**Job**
Print each line exactly as it is given.

**Records for this task**
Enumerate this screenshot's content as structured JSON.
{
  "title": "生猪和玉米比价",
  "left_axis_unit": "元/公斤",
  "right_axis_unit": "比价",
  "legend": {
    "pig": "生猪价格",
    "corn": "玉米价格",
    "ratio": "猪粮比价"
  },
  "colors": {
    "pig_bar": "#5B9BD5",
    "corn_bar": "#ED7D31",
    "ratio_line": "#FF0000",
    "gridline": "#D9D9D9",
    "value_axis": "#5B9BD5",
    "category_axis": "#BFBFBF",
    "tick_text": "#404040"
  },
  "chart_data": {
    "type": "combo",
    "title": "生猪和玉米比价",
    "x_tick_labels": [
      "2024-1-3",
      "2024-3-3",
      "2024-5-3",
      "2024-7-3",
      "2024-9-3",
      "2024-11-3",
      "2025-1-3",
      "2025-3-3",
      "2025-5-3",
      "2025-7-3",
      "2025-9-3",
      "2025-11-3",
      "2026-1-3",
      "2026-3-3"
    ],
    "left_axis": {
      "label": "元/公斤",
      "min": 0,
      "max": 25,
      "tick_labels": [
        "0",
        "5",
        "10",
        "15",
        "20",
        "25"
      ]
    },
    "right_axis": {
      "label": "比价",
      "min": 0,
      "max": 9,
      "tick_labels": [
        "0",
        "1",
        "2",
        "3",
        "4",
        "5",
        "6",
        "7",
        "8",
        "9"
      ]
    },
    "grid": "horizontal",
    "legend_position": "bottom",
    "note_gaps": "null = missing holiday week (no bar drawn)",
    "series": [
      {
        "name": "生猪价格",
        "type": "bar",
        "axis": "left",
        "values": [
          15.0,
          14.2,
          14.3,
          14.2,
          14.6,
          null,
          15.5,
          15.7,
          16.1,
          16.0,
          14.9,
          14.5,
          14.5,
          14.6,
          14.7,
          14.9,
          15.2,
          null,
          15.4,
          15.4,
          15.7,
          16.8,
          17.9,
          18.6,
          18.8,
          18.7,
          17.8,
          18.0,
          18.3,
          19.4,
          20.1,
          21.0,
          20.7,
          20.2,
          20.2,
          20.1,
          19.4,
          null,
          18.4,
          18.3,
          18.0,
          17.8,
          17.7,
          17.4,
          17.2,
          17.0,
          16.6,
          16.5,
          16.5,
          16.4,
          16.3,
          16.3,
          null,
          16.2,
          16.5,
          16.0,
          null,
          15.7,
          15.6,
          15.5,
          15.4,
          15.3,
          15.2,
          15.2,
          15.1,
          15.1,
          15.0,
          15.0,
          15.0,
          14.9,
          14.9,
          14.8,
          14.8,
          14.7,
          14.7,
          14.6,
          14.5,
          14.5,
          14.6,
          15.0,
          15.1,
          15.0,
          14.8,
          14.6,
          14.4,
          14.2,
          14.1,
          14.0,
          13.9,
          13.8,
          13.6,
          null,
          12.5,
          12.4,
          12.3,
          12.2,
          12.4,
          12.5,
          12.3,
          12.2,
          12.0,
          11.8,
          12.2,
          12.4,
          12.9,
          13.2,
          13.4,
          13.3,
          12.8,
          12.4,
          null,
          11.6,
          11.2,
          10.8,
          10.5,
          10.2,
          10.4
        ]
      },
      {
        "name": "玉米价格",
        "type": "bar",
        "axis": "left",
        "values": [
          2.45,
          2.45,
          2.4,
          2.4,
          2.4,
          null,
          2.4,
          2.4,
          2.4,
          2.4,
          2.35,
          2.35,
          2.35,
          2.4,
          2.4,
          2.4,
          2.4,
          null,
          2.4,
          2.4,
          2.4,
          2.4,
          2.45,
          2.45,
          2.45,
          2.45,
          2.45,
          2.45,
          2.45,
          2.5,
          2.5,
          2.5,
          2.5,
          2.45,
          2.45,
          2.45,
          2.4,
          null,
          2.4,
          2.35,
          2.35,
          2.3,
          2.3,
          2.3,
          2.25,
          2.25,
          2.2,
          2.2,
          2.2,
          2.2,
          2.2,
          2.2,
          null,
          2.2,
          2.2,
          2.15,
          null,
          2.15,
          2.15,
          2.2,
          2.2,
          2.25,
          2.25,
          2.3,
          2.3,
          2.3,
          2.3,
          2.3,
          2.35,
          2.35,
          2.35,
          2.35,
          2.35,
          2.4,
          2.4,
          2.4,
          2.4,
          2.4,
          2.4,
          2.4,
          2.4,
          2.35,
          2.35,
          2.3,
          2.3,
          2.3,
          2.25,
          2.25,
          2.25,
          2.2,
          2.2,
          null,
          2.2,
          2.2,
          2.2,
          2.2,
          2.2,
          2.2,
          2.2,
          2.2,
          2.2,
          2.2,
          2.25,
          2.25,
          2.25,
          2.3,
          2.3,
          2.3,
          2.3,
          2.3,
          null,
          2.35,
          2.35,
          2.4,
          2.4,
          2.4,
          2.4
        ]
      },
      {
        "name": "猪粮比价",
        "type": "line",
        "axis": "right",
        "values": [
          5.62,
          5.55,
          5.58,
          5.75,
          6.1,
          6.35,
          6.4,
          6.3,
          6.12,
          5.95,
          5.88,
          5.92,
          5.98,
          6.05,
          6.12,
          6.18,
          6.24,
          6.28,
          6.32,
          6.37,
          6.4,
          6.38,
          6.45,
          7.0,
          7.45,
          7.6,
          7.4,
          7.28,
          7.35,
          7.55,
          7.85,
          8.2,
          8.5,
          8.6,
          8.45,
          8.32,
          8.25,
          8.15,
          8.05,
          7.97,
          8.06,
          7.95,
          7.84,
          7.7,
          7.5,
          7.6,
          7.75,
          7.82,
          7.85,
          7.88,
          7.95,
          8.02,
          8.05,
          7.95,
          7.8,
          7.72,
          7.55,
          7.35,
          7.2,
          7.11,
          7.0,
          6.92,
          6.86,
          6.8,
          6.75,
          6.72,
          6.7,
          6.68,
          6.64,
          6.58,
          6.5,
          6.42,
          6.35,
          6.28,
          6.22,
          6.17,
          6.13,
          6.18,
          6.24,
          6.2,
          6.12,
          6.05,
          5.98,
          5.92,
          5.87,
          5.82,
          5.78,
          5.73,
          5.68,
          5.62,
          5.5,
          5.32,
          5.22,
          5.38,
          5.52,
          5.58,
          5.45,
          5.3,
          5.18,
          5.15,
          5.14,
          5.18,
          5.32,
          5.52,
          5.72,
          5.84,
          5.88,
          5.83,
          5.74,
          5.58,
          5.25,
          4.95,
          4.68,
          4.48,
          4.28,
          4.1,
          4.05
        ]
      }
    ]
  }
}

**Solution to this problem**
Enumerate this screenshot's content as structured JSON.
{
  "title": "生猪和玉米比价",
  "left_axis_unit": "元/公斤",
  "right_axis_unit": "比价",
  "legend": {
    "pig": "生猪价格",
    "corn": "玉米价格",
    "ratio": "猪粮比价"
  },
  "colors": {
    "pig_bar": "#5B9BD5",
    "corn_bar": "#ED7D31",
    "ratio_line": "#FF0000",
    "gridline": "#D9D9D9",
    "value_axis": "#5B9BD5",
    "category_axis": "#BFBFBF",
    "tick_text": "#404040"
  },
  "chart_data": {
    "type": "combo",
    "title": "生猪和玉米比价",
    "x_tick_labels": [
      "2024-1-3",
      "2024-3-3",
      "2024-5-3",
      "2024-7-3",
      "2024-9-3",
      "2024-11-3",
      "2025-1-3",
      "2025-3-3",
      "2025-5-3",
      "2025-7-3",
      "2025-9-3",
      "2025-11-3",
      "2026-1-3",
      "2026-3-3"
    ],
    "left_axis": {
      "label": "元/公斤",
      "min": 0,
      "max": 25,
      "tick_labels": [
        "0",
        "5",
        "10",
        "15",
        "20",
        "25"
      ]
    },
    "right_axis": {
      "label": "比价",
      "min": 0,
      "max": 9,
      "tick_labels": [
        "0",
        "1",
        "2",
        "3",
        "4",
        "5",
        "6",
        "7",
        "8",
        "9"
      ]
    },
    "grid": "horizontal",
    "legend_position": "bottom",
    "note_gaps": "null = missing holiday week (no bar drawn)",
    "series": [
      {
        "name": "生猪价格",
        "type": "bar",
        "axis": "left",
        "values": [
          15.0,
          14.2,
          14.3,
          14.2,
          14.6,
          null,
          15.5,
          15.7,
          16.1,
          16.0,
          14.9,
          14.5,
          14.5,
          14.6,
          14.7,
          14.9,
          15.2,
          null,
          15.4,
          15.4,
          15.7,
          16.8,
          17.9,
          18.6,
          18.8,
          18.7,
          17.8,
          18.0,
          18.3,
          19.4,
          20.1,
          21.0,
          20.7,
          20.2,
          20.2,
          20.1,
          19.4,
          null,
          18.4,
          18.3,
          18.0,
          17.8,
          17.7,
          17.4,
          17.2,
          17.0,
          16.6,
          16.5,
          16.5,
          16.4,
          16.3,
          16.3,
          null,
          16.2,
          16.5,
          16.0,
          null,
          15.7,
          15.6,
          15.5,
          15.4,
          15.3,
          15.2,
          15.2,
          15.1,
          15.1,
          15.0,
          15.0,
          15.0,
          14.9,
          14.9,
          14.8,
          14.8,
          14.7,
          14.7,
          14.6,
          14.5,
          14.5,
          14.6,
          15.0,
          15.1,
          15.0,
          14.8,
          14.6,
          14.4,
          14.2,
          14.1,
          14.0,
          13.9,
          13.8,
          13.6,
          null,
          12.5,
          12.4,
          12.3,
          12.2,
          12.4,
          12.5,
          12.3,
          12.2,
          12.0,
          11.8,
          12.2,
          12.4,
          12.9,
          13.2,
          13.4,
          13.3,
          12.8,
          12.4,
          null,
          11.6,
          11.2,
          10.8,
          10.5,
          10.2,
          10.4
        ]
      },
      {
        "name": "玉米价格",
        "type": "bar",
        "axis": "left",
        "values": [
          2.45,
          2.45,
          2.4,
          2.4,
          2.4,
          null,
          2.4,
          2.4,
          2.4,
          2.4,
          2.35,
          2.35,
          2.35,
          2.4,
          2.4,
          2.4,
          2.4,
          null,
          2.4,
          2.4,
          2.4,
          2.4,
          2.45,
          2.45,
          2.45,
          2.45,
          2.45,
          2.45,
          2.45,
          2.5,
          2.5,
          2.5,
          2.5,
          2.45,
          2.45,
          2.45,
          2.4,
          null,
          2.4,
          2.35,
          2.35,
          2.3,
          2.3,
          2.3,
          2.25,
          2.25,
          2.2,
          2.2,
          2.2,
          2.2,
          2.2,
          2.2,
          null,
          2.2,
          2.2,
          2.15,
          null,
          2.15,
          2.15,
          2.2,
          2.2,
          2.25,
          2.25,
          2.3,
          2.3,
          2.3,
          2.3,
          2.3,
          2.35,
          2.35,
          2.35,
          2.35,
          2.35,
          2.4,
          2.4,
          2.4,
          2.4,
          2.4,
          2.4,
          2.4,
          2.4,
          2.35,
          2.35,
          2.3,
          2.3,
          2.3,
          2.25,
          2.25,
          2.25,
          2.2,
          2.2,
          null,
          2.2,
          2.2,
          2.2,
          2.2,
          2.2,
          2.2,
          2.2,
          2.2,
          2.2,
          2.2,
          2.25,
          2.25,
          2.25,
          2.3,
          2.3,
          2.3,
          2.3,
          2.3,
          null,
          2.35,
          2.35,
          2.4,
          2.4,
          2.4,
          2.4
        ]
      },
      {
        "name": "猪粮比价",
        "type": "line",
        "axis": "right",
        "values": [
          5.62,
          5.55,
          5.58,
          5.75,
          6.1,
          6.35,
          6.4,
          6.3,
          6.12,
          5.95,
          5.88,
          5.92,
          5.98,
          6.05,
          6.12,
          6.18,
          6.24,
          6.28,
          6.32,
          6.37,
          6.4,
          6.38,
          6.45,
          7.0,
          7.45,
          7.6,
          7.4,
          7.28,
          7.35,
          7.55,
          7.85,
          8.2,
          8.5,
          8.6,
          8.45,
          8.32,
          8.25,
          8.15,
          8.05,
          7.97,
          8.06,
          7.95,
          7.84,
          7.7,
          7.5,
          7.6,
          7.75,
          7.82,
          7.85,
          7.88,
          7.95,
          8.02,
          8.05,
          7.95,
          7.8,
          7.72,
          7.55,
          7.35,
          7.2,
          7.11,
          7.0,
          6.92,
          6.86,
          6.8,
          6.75,
          6.72,
          6.7,
          6.68,
          6.64,
          6.58,
          6.5,
          6.42,
          6.35,
          6.28,
          6.22,
          6.17,
          6.13,
          6.18,
          6.24,
          6.2,
          6.12,
          6.05,
          5.98,
          5.92,
          5.87,
          5.82,
          5.78,
          5.73,
          5.68,
          5.62,
          5.5,
          5.32,
          5.22,
          5.38,
          5.52,
          5.58,
          5.45,
          5.3,
          5.18,
          5.15,
          5.14,
          5.18,
          5.32,
          5.52,
          5.72,
          5.84,
          5.88,
          5.83,
          5.74,
          5.58,
          5.25,
          4.95,
          4.68,
          4.48,
          4.28,
          4.1,
          4.05
        ]
      }
    ]
  }
}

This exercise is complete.